PROBLEM: Render all of the data below as a JSON array of strings, with one string for each line and blank lines omitted.

LISTED ENTRIES:
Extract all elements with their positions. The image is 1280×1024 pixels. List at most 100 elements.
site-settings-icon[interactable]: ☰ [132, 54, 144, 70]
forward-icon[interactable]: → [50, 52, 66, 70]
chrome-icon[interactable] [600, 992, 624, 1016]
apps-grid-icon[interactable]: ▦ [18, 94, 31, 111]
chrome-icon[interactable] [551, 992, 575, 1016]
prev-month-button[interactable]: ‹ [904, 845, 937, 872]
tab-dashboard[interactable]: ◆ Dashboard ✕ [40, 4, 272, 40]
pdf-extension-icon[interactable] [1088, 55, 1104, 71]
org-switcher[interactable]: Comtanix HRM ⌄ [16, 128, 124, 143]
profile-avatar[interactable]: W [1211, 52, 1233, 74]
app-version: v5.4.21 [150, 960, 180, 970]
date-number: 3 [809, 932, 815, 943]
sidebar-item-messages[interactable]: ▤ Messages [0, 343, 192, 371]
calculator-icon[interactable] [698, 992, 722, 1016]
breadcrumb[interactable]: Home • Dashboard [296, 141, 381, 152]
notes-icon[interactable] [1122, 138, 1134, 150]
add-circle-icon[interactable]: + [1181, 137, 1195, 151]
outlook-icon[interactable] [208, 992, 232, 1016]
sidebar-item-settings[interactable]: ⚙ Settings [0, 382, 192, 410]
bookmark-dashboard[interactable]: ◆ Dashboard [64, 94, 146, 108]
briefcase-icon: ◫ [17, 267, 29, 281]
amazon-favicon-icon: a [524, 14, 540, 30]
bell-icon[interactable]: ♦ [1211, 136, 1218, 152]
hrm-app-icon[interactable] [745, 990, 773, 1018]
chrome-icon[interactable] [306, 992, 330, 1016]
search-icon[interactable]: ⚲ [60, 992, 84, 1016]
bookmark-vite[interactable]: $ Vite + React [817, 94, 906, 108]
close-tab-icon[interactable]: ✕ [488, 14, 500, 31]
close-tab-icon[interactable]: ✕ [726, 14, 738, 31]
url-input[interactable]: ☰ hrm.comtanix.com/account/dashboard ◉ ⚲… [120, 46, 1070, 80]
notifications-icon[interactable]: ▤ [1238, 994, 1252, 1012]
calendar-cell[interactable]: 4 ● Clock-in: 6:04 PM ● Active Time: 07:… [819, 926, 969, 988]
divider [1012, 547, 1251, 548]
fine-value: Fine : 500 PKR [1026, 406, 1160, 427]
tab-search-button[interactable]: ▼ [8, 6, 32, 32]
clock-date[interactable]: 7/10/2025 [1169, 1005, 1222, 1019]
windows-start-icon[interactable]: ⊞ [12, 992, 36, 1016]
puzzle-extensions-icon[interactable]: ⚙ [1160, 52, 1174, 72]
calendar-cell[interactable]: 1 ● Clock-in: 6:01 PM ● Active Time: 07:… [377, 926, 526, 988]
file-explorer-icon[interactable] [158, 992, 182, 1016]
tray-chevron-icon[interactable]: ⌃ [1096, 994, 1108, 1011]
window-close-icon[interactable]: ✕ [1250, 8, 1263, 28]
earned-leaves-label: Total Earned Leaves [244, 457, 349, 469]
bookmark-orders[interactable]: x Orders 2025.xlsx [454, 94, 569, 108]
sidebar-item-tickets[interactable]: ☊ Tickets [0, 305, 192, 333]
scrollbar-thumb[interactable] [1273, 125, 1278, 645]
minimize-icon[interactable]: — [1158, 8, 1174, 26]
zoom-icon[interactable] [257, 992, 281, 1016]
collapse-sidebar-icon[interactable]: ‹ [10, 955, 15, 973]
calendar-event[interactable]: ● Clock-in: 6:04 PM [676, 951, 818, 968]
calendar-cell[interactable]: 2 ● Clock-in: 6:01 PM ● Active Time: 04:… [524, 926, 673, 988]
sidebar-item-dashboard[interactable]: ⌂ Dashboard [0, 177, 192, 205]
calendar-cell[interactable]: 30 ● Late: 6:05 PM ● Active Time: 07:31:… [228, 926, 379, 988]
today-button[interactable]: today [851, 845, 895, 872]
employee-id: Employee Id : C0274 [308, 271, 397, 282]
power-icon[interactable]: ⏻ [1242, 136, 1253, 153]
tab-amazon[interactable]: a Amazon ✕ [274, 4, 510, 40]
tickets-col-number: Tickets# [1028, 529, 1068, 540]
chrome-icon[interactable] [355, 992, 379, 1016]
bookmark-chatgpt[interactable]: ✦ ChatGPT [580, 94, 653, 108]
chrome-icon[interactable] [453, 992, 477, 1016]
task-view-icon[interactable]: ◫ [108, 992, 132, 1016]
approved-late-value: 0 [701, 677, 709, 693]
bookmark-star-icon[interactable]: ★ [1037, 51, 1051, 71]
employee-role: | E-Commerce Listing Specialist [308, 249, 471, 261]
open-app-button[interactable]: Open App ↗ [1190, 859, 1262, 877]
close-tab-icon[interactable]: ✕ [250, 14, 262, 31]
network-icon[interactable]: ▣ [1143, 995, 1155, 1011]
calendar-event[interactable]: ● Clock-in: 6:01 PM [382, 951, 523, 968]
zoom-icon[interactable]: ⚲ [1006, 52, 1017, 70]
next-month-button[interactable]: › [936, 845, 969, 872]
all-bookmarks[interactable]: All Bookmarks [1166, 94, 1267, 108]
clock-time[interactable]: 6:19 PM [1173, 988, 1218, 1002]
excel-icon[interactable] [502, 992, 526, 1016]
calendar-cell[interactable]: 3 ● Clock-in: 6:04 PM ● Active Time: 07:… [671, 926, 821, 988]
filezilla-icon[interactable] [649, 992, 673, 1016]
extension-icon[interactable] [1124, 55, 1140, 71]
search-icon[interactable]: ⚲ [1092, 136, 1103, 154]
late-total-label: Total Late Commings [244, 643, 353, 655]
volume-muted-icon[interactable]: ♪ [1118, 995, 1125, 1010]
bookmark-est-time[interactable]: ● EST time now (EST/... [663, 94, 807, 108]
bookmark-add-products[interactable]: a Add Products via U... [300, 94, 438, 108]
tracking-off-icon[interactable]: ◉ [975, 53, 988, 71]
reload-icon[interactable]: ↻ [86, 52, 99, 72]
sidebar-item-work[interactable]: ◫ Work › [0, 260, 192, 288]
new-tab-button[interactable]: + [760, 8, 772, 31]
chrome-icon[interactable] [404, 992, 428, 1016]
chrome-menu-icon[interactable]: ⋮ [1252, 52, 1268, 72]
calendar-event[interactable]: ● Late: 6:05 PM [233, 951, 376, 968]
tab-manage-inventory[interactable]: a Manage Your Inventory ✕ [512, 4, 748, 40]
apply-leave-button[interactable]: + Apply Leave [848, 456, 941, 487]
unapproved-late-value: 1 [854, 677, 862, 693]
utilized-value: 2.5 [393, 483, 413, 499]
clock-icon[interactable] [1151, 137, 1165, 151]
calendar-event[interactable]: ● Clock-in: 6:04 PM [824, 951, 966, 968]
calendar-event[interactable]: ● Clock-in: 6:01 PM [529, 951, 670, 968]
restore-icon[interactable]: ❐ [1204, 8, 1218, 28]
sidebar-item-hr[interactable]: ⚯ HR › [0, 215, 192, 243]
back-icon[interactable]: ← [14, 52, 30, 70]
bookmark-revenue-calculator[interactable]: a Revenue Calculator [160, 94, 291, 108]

ANSWER TO THE PROBLEM:
[
  "Extract all elements with their positions. The image is 1280×1024 pixels. List at most 100 elements.",
  "site-settings-icon[interactable]: ☰ [132, 54, 144, 70]",
  "forward-icon[interactable]: → [50, 52, 66, 70]",
  "chrome-icon[interactable] [600, 992, 624, 1016]",
  "apps-grid-icon[interactable]: ▦ [18, 94, 31, 111]",
  "chrome-icon[interactable] [551, 992, 575, 1016]",
  "prev-month-button[interactable]: ‹ [904, 845, 937, 872]",
  "tab-dashboard[interactable]: ◆ Dashboard ✕ [40, 4, 272, 40]",
  "pdf-extension-icon[interactable] [1088, 55, 1104, 71]",
  "org-switcher[interactable]: Comtanix HRM ⌄ [16, 128, 124, 143]",
  "profile-avatar[interactable]: W [1211, 52, 1233, 74]",
  "app-version: v5.4.21 [150, 960, 180, 970]",
  "date-number: 3 [809, 932, 815, 943]",
  "sidebar-item-messages[interactable]: ▤ Messages [0, 343, 192, 371]",
  "calculator-icon[interactable] [698, 992, 722, 1016]",
  "breadcrumb[interactable]: Home • Dashboard [296, 141, 381, 152]",
  "notes-icon[interactable] [1122, 138, 1134, 150]",
  "add-circle-icon[interactable]: + [1181, 137, 1195, 151]",
  "outlook-icon[interactable] [208, 992, 232, 1016]",
  "sidebar-item-settings[interactable]: ⚙ Settings [0, 382, 192, 410]",
  "bookmark-dashboard[interactable]: ◆ Dashboard [64, 94, 146, 108]",
  "briefcase-icon: ◫ [17, 267, 29, 281]",
  "amazon-favicon-icon: a [524, 14, 540, 30]",
  "bell-icon[interactable]: ♦ [1211, 136, 1218, 152]",
  "hrm-app-icon[interactable] [745, 990, 773, 1018]",
  "chrome-icon[interactable] [306, 992, 330, 1016]",
  "search-icon[interactable]: ⚲ [60, 992, 84, 1016]",
  "bookmark-vite[interactable]: $ Vite + React [817, 94, 906, 108]",
  "close-tab-icon[interactable]: ✕ [488, 14, 500, 31]",
  "close-tab-icon[interactable]: ✕ [726, 14, 738, 31]",
  "url-input[interactable]: ☰ hrm.comtanix.com/account/dashboard ◉ ⚲… [120, 46, 1070, 80]",
  "notifications-icon[interactable]: ▤ [1238, 994, 1252, 1012]",
  "calendar-cell[interactable]: 4 ● Clock-in: 6:04 PM ● Active Time: 07:… [819, 926, 969, 988]",
  "divider [1012, 547, 1251, 548]",
  "fine-value: Fine : 500 PKR [1026, 406, 1160, 427]",
  "tab-search-button[interactable]: ▼ [8, 6, 32, 32]",
  "clock-date[interactable]: 7/10/2025 [1169, 1005, 1222, 1019]",
  "windows-start-icon[interactable]: ⊞ [12, 992, 36, 1016]",
  "puzzle-extensions-icon[interactable]: ⚙ [1160, 52, 1174, 72]",
  "calendar-cell[interactable]: 1 ● Clock-in: 6:01 PM ● Active Time: 07:… [377, 926, 526, 988]",
  "file-explorer-icon[interactable] [158, 992, 182, 1016]",
  "tray-chevron-icon[interactable]: ⌃ [1096, 994, 1108, 1011]",
  "window-close-icon[interactable]: ✕ [1250, 8, 1263, 28]",
  "earned-leaves-label: Total Earned Leaves [244, 457, 349, 469]",
  "bookmark-orders[interactable]: x Orders 2025.xlsx [454, 94, 569, 108]",
  "sidebar-item-tickets[interactable]: ☊ Tickets [0, 305, 192, 333]",
  "scrollbar-thumb[interactable] [1273, 125, 1278, 645]",
  "minimize-icon[interactable]: — [1158, 8, 1174, 26]",
  "zoom-icon[interactable] [257, 992, 281, 1016]",
  "collapse-sidebar-icon[interactable]: ‹ [10, 955, 15, 973]",
  "calendar-event[interactable]: ● Clock-in: 6:04 PM [676, 951, 818, 968]",
  "calendar-cell[interactable]: 2 ● Clock-in: 6:01 PM ● Active Time: 04:… [524, 926, 673, 988]",
  "sidebar-item-dashboard[interactable]: ⌂ Dashboard [0, 177, 192, 205]",
  "calendar-cell[interactable]: 30 ● Late: 6:05 PM ● Active Time: 07:31:… [228, 926, 379, 988]",
  "today-button[interactable]: today [851, 845, 895, 872]",
  "employee-id: Employee Id : C0274 [308, 271, 397, 282]",
  "power-icon[interactable]: ⏻ [1242, 136, 1253, 153]",
  "tab-amazon[interactable]: a Amazon ✕ [274, 4, 510, 40]",
  "tickets-col-number: Tickets# [1028, 529, 1068, 540]",
  "chrome-icon[interactable] [355, 992, 379, 1016]",
  "bookmark-chatgpt[interactable]: ✦ ChatGPT [580, 94, 653, 108]",
  "chrome-icon[interactable] [453, 992, 477, 1016]",
  "task-view-icon[interactable]: ◫ [108, 992, 132, 1016]",
  "approved-late-value: 0 [701, 677, 709, 693]",
  "bookmark-star-icon[interactable]: ★ [1037, 51, 1051, 71]",
  "employee-role: | E-Commerce Listing Specialist [308, 249, 471, 261]",
  "open-app-button[interactable]: Open App ↗ [1190, 859, 1262, 877]",
  "close-tab-icon[interactable]: ✕ [250, 14, 262, 31]",
  "network-icon[interactable]: ▣ [1143, 995, 1155, 1011]",
  "calendar-event[interactable]: ● Clock-in: 6:01 PM [382, 951, 523, 968]",
  "zoom-icon[interactable]: ⚲ [1006, 52, 1017, 70]",
  "next-month-button[interactable]: › [936, 845, 969, 872]",
  "all-bookmarks[interactable]: All Bookmarks [1166, 94, 1267, 108]",
  "clock-time[interactable]: 6:19 PM [1173, 988, 1218, 1002]",
  "excel-icon[interactable] [502, 992, 526, 1016]",
  "calendar-cell[interactable]: 3 ● Clock-in: 6:04 PM ● Active Time: 07:… [671, 926, 821, 988]",
  "filezilla-icon[interactable] [649, 992, 673, 1016]",
  "extension-icon[interactable] [1124, 55, 1140, 71]",
  "search-icon[interactable]: ⚲ [1092, 136, 1103, 154]",
  "late-total-label: Total Late Commings [244, 643, 353, 655]",
  "volume-muted-icon[interactable]: ♪ [1118, 995, 1125, 1010]",
  "bookmark-est-time[interactable]: ● EST time now (EST/... [663, 94, 807, 108]",
  "bookmark-add-products[interactable]: a Add Products via U... [300, 94, 438, 108]",
  "tracking-off-icon[interactable]: ◉ [975, 53, 988, 71]",
  "reload-icon[interactable]: ↻ [86, 52, 99, 72]",
  "sidebar-item-work[interactable]: ◫ Work › [0, 260, 192, 288]",
  "new-tab-button[interactable]: + [760, 8, 772, 31]",
  "chrome-icon[interactable] [404, 992, 428, 1016]",
  "chrome-menu-icon[interactable]: ⋮ [1252, 52, 1268, 72]",
  "calendar-event[interactable]: ● Late: 6:05 PM [233, 951, 376, 968]",
  "tab-manage-inventory[interactable]: a Manage Your Inventory ✕ [512, 4, 748, 40]",
  "apply-leave-button[interactable]: + Apply Leave [848, 456, 941, 487]",
  "unapproved-late-value: 1 [854, 677, 862, 693]",
  "utilized-value: 2.5 [393, 483, 413, 499]",
  "clock-icon[interactable] [1151, 137, 1165, 151]",
  "calendar-event[interactable]: ● Clock-in: 6:04 PM [824, 951, 966, 968]",
  "calendar-event[interactable]: ● Clock-in: 6:01 PM [529, 951, 670, 968]",
  "restore-icon[interactable]: ❐ [1204, 8, 1218, 28]",
  "sidebar-item-hr[interactable]: ⚯ HR › [0, 215, 192, 243]",
  "back-icon[interactable]: ← [14, 52, 30, 70]",
  "bookmark-revenue-calculator[interactable]: a Revenue Calculator [160, 94, 291, 108]"
]